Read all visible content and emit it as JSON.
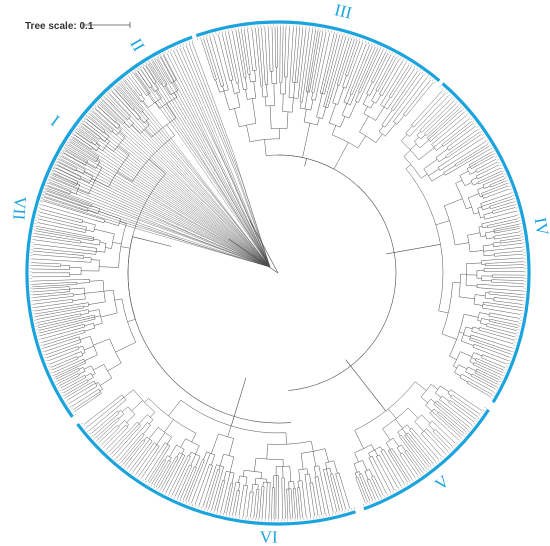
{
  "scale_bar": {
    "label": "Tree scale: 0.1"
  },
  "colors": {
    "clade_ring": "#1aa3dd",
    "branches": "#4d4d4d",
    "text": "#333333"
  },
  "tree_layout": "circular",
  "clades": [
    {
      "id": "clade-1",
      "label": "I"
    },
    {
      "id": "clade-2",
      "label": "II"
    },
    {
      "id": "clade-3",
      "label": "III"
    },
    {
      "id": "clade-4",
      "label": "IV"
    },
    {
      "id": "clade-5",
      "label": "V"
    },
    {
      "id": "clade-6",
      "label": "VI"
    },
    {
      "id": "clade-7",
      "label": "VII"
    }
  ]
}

**Task description**
Repeat the material above in full and exactly, omitting the pictures.

**Finished task**
Read all visible content and emit it as JSON.
{
  "scale_bar": {
    "label": "Tree scale: 0.1"
  },
  "colors": {
    "clade_ring": "#1aa3dd",
    "branches": "#4d4d4d",
    "text": "#333333"
  },
  "tree_layout": "circular",
  "clades": [
    {
      "id": "clade-1",
      "label": "I"
    },
    {
      "id": "clade-2",
      "label": "II"
    },
    {
      "id": "clade-3",
      "label": "III"
    },
    {
      "id": "clade-4",
      "label": "IV"
    },
    {
      "id": "clade-5",
      "label": "V"
    },
    {
      "id": "clade-6",
      "label": "VI"
    },
    {
      "id": "clade-7",
      "label": "VII"
    }
  ]
}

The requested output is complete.